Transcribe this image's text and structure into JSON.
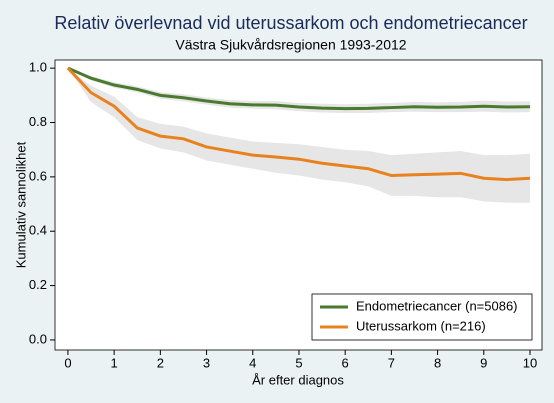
{
  "chart_data": {
    "type": "line",
    "title": "Relativ överlevnad vid uterussarkom och endometriecancer",
    "subtitle": "Västra Sjukvårdsregionen 1993-2012",
    "x_label": "År efter diagnos",
    "y_label": "Kumulativ sannolikhet",
    "x": [
      0,
      0.5,
      1,
      1.5,
      2,
      2.5,
      3,
      3.5,
      4,
      4.5,
      5,
      5.5,
      6,
      6.5,
      7,
      7.5,
      8,
      8.5,
      9,
      9.5,
      10
    ],
    "series": [
      {
        "name": "Endometriecancer (n=5086)",
        "color": "#4a7a2e",
        "values": [
          1.0,
          0.963,
          0.938,
          0.922,
          0.9,
          0.891,
          0.879,
          0.869,
          0.865,
          0.864,
          0.857,
          0.853,
          0.851,
          0.852,
          0.855,
          0.858,
          0.856,
          0.857,
          0.86,
          0.857,
          0.858
        ],
        "lower": [
          1.0,
          0.955,
          0.928,
          0.911,
          0.888,
          0.878,
          0.866,
          0.855,
          0.851,
          0.849,
          0.842,
          0.837,
          0.835,
          0.835,
          0.838,
          0.84,
          0.838,
          0.838,
          0.84,
          0.837,
          0.838
        ],
        "upper": [
          1.0,
          0.971,
          0.948,
          0.933,
          0.912,
          0.904,
          0.892,
          0.883,
          0.879,
          0.879,
          0.872,
          0.869,
          0.867,
          0.869,
          0.872,
          0.876,
          0.874,
          0.876,
          0.88,
          0.877,
          0.878
        ]
      },
      {
        "name": "Uterussarkom (n=216)",
        "color": "#e8821e",
        "values": [
          1.0,
          0.91,
          0.86,
          0.78,
          0.75,
          0.74,
          0.71,
          0.695,
          0.68,
          0.673,
          0.665,
          0.65,
          0.64,
          0.63,
          0.605,
          0.608,
          0.61,
          0.613,
          0.595,
          0.59,
          0.595
        ],
        "lower": [
          1.0,
          0.875,
          0.82,
          0.735,
          0.705,
          0.69,
          0.66,
          0.645,
          0.63,
          0.615,
          0.605,
          0.59,
          0.58,
          0.565,
          0.53,
          0.53,
          0.525,
          0.525,
          0.51,
          0.505,
          0.505
        ],
        "upper": [
          1.0,
          0.935,
          0.895,
          0.82,
          0.795,
          0.785,
          0.76,
          0.745,
          0.73,
          0.725,
          0.72,
          0.71,
          0.7,
          0.695,
          0.68,
          0.685,
          0.69,
          0.695,
          0.68,
          0.68,
          0.685
        ]
      }
    ],
    "xlim": [
      -0.28,
      10.26
    ],
    "ylim": [
      -0.037,
      1.03
    ],
    "xticks": [
      0,
      1,
      2,
      3,
      4,
      5,
      6,
      7,
      8,
      9,
      10
    ],
    "yticks": [
      {
        "value": 0,
        "label": "0.0"
      },
      0.2,
      0.4,
      0.6,
      0.8,
      {
        "value": 1,
        "label": "1.0"
      }
    ],
    "band_color": "#e6e6e6",
    "grid": false,
    "legend": "lower right"
  }
}
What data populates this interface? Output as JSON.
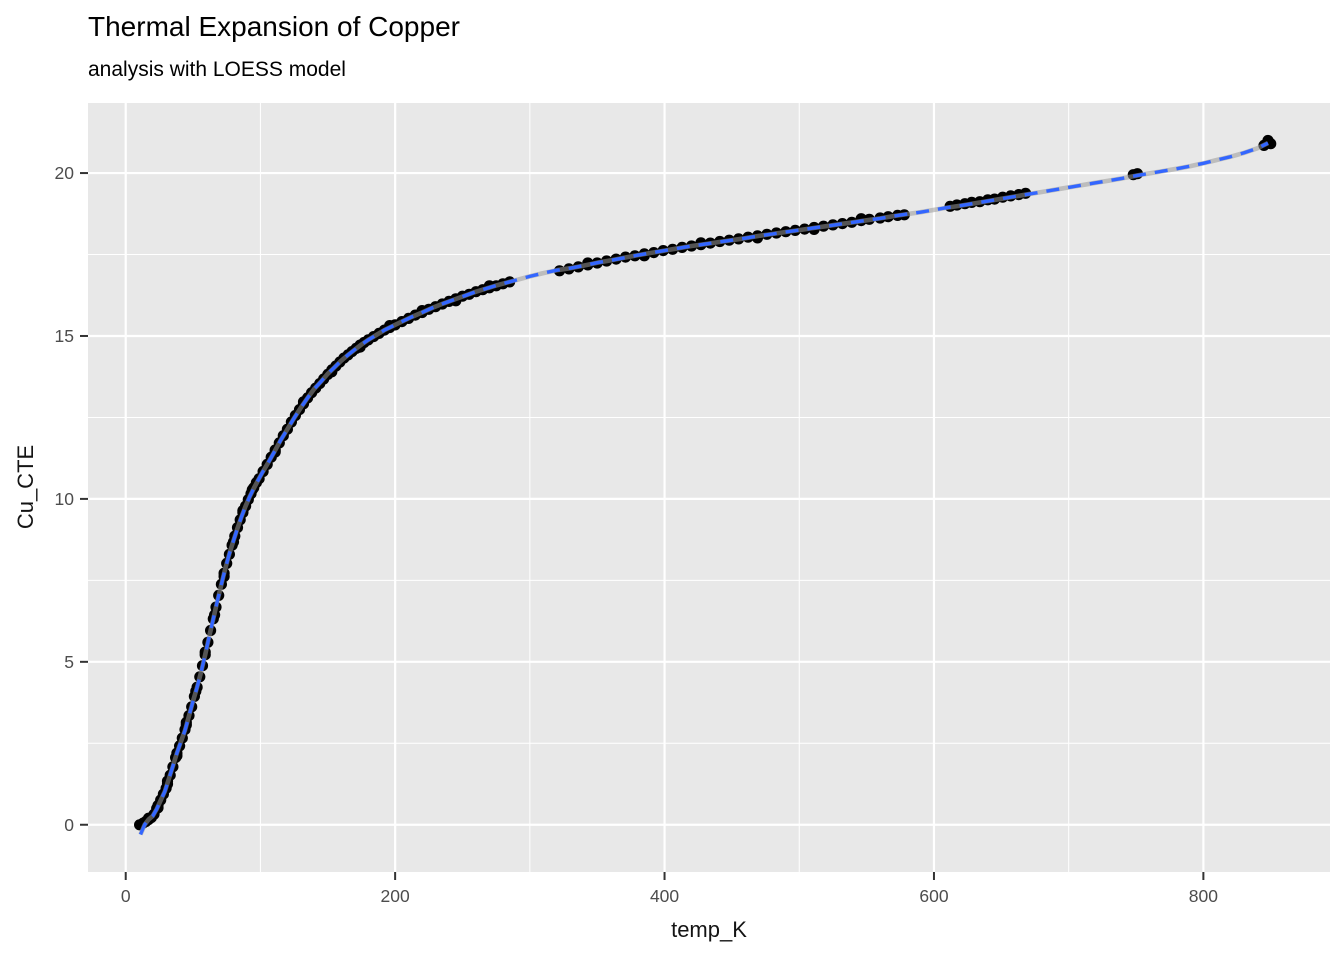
{
  "title": "Thermal Expansion of Copper",
  "subtitle": "analysis with LOESS model",
  "chart_data": {
    "type": "scatter",
    "title": "Thermal Expansion of Copper",
    "subtitle": "analysis with LOESS model",
    "xlabel": "temp_K",
    "ylabel": "Cu_CTE",
    "xlim": [
      -28,
      894
    ],
    "ylim": [
      -1.45,
      22.15
    ],
    "x_major_ticks": [
      0,
      200,
      400,
      600,
      800
    ],
    "x_minor_gridlines": [
      100,
      300,
      500,
      700
    ],
    "y_major_ticks": [
      0,
      5,
      10,
      15,
      20
    ],
    "y_minor_gridlines": [
      2.5,
      7.5,
      12.5,
      17.5
    ],
    "grid": "on",
    "legend": "none",
    "smoother": "LOESS fit drawn as blue dashed line over narrow grey SE ribbon",
    "colors": {
      "panel_bg": "#E8E8E8",
      "grid": "#FFFFFF",
      "point": "#000000",
      "line": "#3366FF",
      "ribbon": "#999999",
      "tick_mark": "#333333",
      "tick_text": "#4D4D4D",
      "axis_text": "#141414"
    },
    "points": [
      [
        10.3,
        0.0
      ],
      [
        13,
        0.05
      ],
      [
        15,
        0.1
      ],
      [
        17,
        0.16
      ],
      [
        19,
        0.22
      ],
      [
        21,
        0.32
      ],
      [
        23,
        0.5
      ],
      [
        24,
        0.59
      ],
      [
        26,
        0.76
      ],
      [
        28,
        0.94
      ],
      [
        30,
        1.12
      ],
      [
        31,
        1.25
      ],
      [
        33,
        1.52
      ],
      [
        35,
        1.78
      ],
      [
        37,
        2.06
      ],
      [
        38,
        2.2
      ],
      [
        40,
        2.42
      ],
      [
        42,
        2.66
      ],
      [
        44,
        2.92
      ],
      [
        45,
        3.06
      ],
      [
        47,
        3.35
      ],
      [
        49,
        3.62
      ],
      [
        51,
        3.94
      ],
      [
        53,
        4.22
      ],
      [
        55,
        4.54
      ],
      [
        57,
        4.88
      ],
      [
        59,
        5.22
      ],
      [
        61,
        5.6
      ],
      [
        63,
        5.96
      ],
      [
        65,
        6.32
      ],
      [
        67,
        6.68
      ],
      [
        69,
        7.04
      ],
      [
        71,
        7.38
      ],
      [
        73,
        7.72
      ],
      [
        75,
        8.02
      ],
      [
        77,
        8.3
      ],
      [
        79,
        8.58
      ],
      [
        81,
        8.86
      ],
      [
        83,
        9.12
      ],
      [
        85,
        9.36
      ],
      [
        87,
        9.58
      ],
      [
        89,
        9.78
      ],
      [
        91,
        9.98
      ],
      [
        93,
        10.16
      ],
      [
        95,
        10.34
      ],
      [
        97,
        10.5
      ],
      [
        99,
        10.62
      ],
      [
        17,
        0.2
      ],
      [
        24,
        0.52
      ],
      [
        31,
        1.34
      ],
      [
        38,
        2.12
      ],
      [
        45,
        3.14
      ],
      [
        52,
        4.1
      ],
      [
        59,
        5.3
      ],
      [
        66,
        6.44
      ],
      [
        73,
        7.62
      ],
      [
        80,
        8.68
      ],
      [
        87,
        9.64
      ],
      [
        94,
        10.28
      ],
      [
        102,
        10.84
      ],
      [
        105,
        11.06
      ],
      [
        108,
        11.28
      ],
      [
        111,
        11.5
      ],
      [
        114,
        11.72
      ],
      [
        117,
        11.94
      ],
      [
        120,
        12.14
      ],
      [
        123,
        12.36
      ],
      [
        126,
        12.56
      ],
      [
        129,
        12.74
      ],
      [
        132,
        12.92
      ],
      [
        135,
        13.1
      ],
      [
        138,
        13.26
      ],
      [
        141,
        13.4
      ],
      [
        144,
        13.54
      ],
      [
        147,
        13.68
      ],
      [
        150,
        13.82
      ],
      [
        153,
        13.96
      ],
      [
        156,
        14.08
      ],
      [
        159,
        14.2
      ],
      [
        162,
        14.32
      ],
      [
        165,
        14.42
      ],
      [
        168,
        14.52
      ],
      [
        171,
        14.62
      ],
      [
        174,
        14.72
      ],
      [
        177,
        14.8
      ],
      [
        180,
        14.88
      ],
      [
        184,
        14.98
      ],
      [
        188,
        15.08
      ],
      [
        192,
        15.18
      ],
      [
        196,
        15.26
      ],
      [
        200,
        15.34
      ],
      [
        205,
        15.44
      ],
      [
        210,
        15.54
      ],
      [
        215,
        15.64
      ],
      [
        220,
        15.72
      ],
      [
        225,
        15.82
      ],
      [
        230,
        15.9
      ],
      [
        235,
        15.98
      ],
      [
        240,
        16.06
      ],
      [
        245,
        16.14
      ],
      [
        250,
        16.22
      ],
      [
        255,
        16.28
      ],
      [
        260,
        16.36
      ],
      [
        265,
        16.42
      ],
      [
        270,
        16.48
      ],
      [
        275,
        16.54
      ],
      [
        280,
        16.6
      ],
      [
        285,
        16.66
      ],
      [
        111,
        11.44
      ],
      [
        132,
        12.98
      ],
      [
        153,
        13.9
      ],
      [
        174,
        14.66
      ],
      [
        196,
        15.32
      ],
      [
        220,
        15.78
      ],
      [
        245,
        16.08
      ],
      [
        270,
        16.54
      ],
      [
        322,
        17.0
      ],
      [
        329,
        17.06
      ],
      [
        336,
        17.12
      ],
      [
        343,
        17.18
      ],
      [
        350,
        17.24
      ],
      [
        357,
        17.3
      ],
      [
        364,
        17.36
      ],
      [
        371,
        17.42
      ],
      [
        378,
        17.46
      ],
      [
        385,
        17.52
      ],
      [
        392,
        17.56
      ],
      [
        399,
        17.62
      ],
      [
        406,
        17.66
      ],
      [
        413,
        17.72
      ],
      [
        420,
        17.76
      ],
      [
        427,
        17.8
      ],
      [
        434,
        17.85
      ],
      [
        441,
        17.9
      ],
      [
        448,
        17.94
      ],
      [
        455,
        17.98
      ],
      [
        462,
        18.03
      ],
      [
        469,
        18.07
      ],
      [
        476,
        18.12
      ],
      [
        483,
        18.16
      ],
      [
        490,
        18.2
      ],
      [
        497,
        18.24
      ],
      [
        504,
        18.28
      ],
      [
        511,
        18.33
      ],
      [
        518,
        18.37
      ],
      [
        525,
        18.41
      ],
      [
        532,
        18.45
      ],
      [
        539,
        18.49
      ],
      [
        546,
        18.54
      ],
      [
        552,
        18.58
      ],
      [
        343,
        17.24
      ],
      [
        385,
        17.46
      ],
      [
        427,
        17.86
      ],
      [
        469,
        18.01
      ],
      [
        511,
        18.27
      ],
      [
        546,
        18.6
      ],
      [
        560,
        18.62
      ],
      [
        566,
        18.66
      ],
      [
        573,
        18.7
      ],
      [
        578,
        18.72
      ],
      [
        612,
        18.98
      ],
      [
        617,
        19.02
      ],
      [
        623,
        19.06
      ],
      [
        628,
        19.1
      ],
      [
        634,
        19.12
      ],
      [
        640,
        19.18
      ],
      [
        645,
        19.2
      ],
      [
        651,
        19.26
      ],
      [
        657,
        19.3
      ],
      [
        663,
        19.34
      ],
      [
        668,
        19.38
      ],
      [
        748,
        19.95
      ],
      [
        751,
        19.98
      ],
      [
        845,
        20.85
      ],
      [
        848,
        21.0
      ],
      [
        850,
        20.9
      ]
    ],
    "loess_curve": [
      [
        11,
        -0.3
      ],
      [
        14,
        0.0
      ],
      [
        17,
        0.16
      ],
      [
        20,
        0.27
      ],
      [
        23,
        0.48
      ],
      [
        26,
        0.75
      ],
      [
        29,
        1.02
      ],
      [
        32,
        1.4
      ],
      [
        35,
        1.8
      ],
      [
        38,
        2.2
      ],
      [
        41,
        2.55
      ],
      [
        44,
        2.9
      ],
      [
        47,
        3.34
      ],
      [
        50,
        3.8
      ],
      [
        53,
        4.22
      ],
      [
        56,
        4.7
      ],
      [
        59,
        5.22
      ],
      [
        62,
        5.78
      ],
      [
        65,
        6.32
      ],
      [
        68,
        6.86
      ],
      [
        71,
        7.38
      ],
      [
        74,
        7.88
      ],
      [
        77,
        8.32
      ],
      [
        80,
        8.72
      ],
      [
        83,
        9.1
      ],
      [
        86,
        9.46
      ],
      [
        89,
        9.78
      ],
      [
        92,
        10.06
      ],
      [
        95,
        10.32
      ],
      [
        98,
        10.55
      ],
      [
        101,
        10.78
      ],
      [
        105,
        11.06
      ],
      [
        110,
        11.42
      ],
      [
        115,
        11.8
      ],
      [
        120,
        12.14
      ],
      [
        125,
        12.48
      ],
      [
        130,
        12.8
      ],
      [
        135,
        13.1
      ],
      [
        140,
        13.38
      ],
      [
        145,
        13.6
      ],
      [
        150,
        13.84
      ],
      [
        155,
        14.04
      ],
      [
        160,
        14.24
      ],
      [
        165,
        14.42
      ],
      [
        170,
        14.58
      ],
      [
        175,
        14.74
      ],
      [
        180,
        14.88
      ],
      [
        186,
        15.03
      ],
      [
        192,
        15.18
      ],
      [
        198,
        15.3
      ],
      [
        205,
        15.44
      ],
      [
        212,
        15.58
      ],
      [
        220,
        15.72
      ],
      [
        228,
        15.87
      ],
      [
        236,
        16.0
      ],
      [
        244,
        16.12
      ],
      [
        252,
        16.24
      ],
      [
        260,
        16.36
      ],
      [
        268,
        16.46
      ],
      [
        276,
        16.56
      ],
      [
        284,
        16.65
      ],
      [
        292,
        16.74
      ],
      [
        300,
        16.83
      ],
      [
        310,
        16.93
      ],
      [
        320,
        17.02
      ],
      [
        330,
        17.08
      ],
      [
        340,
        17.16
      ],
      [
        350,
        17.25
      ],
      [
        360,
        17.32
      ],
      [
        370,
        17.4
      ],
      [
        380,
        17.48
      ],
      [
        390,
        17.55
      ],
      [
        400,
        17.62
      ],
      [
        410,
        17.69
      ],
      [
        420,
        17.76
      ],
      [
        430,
        17.82
      ],
      [
        440,
        17.88
      ],
      [
        450,
        17.94
      ],
      [
        460,
        18.0
      ],
      [
        470,
        18.07
      ],
      [
        480,
        18.13
      ],
      [
        490,
        18.19
      ],
      [
        500,
        18.25
      ],
      [
        510,
        18.31
      ],
      [
        520,
        18.37
      ],
      [
        530,
        18.43
      ],
      [
        540,
        18.49
      ],
      [
        550,
        18.55
      ],
      [
        560,
        18.61
      ],
      [
        570,
        18.68
      ],
      [
        580,
        18.74
      ],
      [
        590,
        18.8
      ],
      [
        600,
        18.87
      ],
      [
        610,
        18.94
      ],
      [
        620,
        19.0
      ],
      [
        630,
        19.07
      ],
      [
        640,
        19.14
      ],
      [
        650,
        19.21
      ],
      [
        660,
        19.28
      ],
      [
        670,
        19.35
      ],
      [
        680,
        19.42
      ],
      [
        690,
        19.49
      ],
      [
        700,
        19.56
      ],
      [
        710,
        19.63
      ],
      [
        720,
        19.7
      ],
      [
        730,
        19.77
      ],
      [
        740,
        19.84
      ],
      [
        750,
        19.92
      ],
      [
        760,
        19.99
      ],
      [
        770,
        20.06
      ],
      [
        780,
        20.13
      ],
      [
        790,
        20.21
      ],
      [
        800,
        20.3
      ],
      [
        810,
        20.4
      ],
      [
        820,
        20.5
      ],
      [
        830,
        20.62
      ],
      [
        840,
        20.76
      ],
      [
        848,
        20.92
      ]
    ]
  }
}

---*---

■ **What is needed**:
In the records above, how many lines include "analysis"? Give that number and nothing more.

■ **Answer to this task**:
2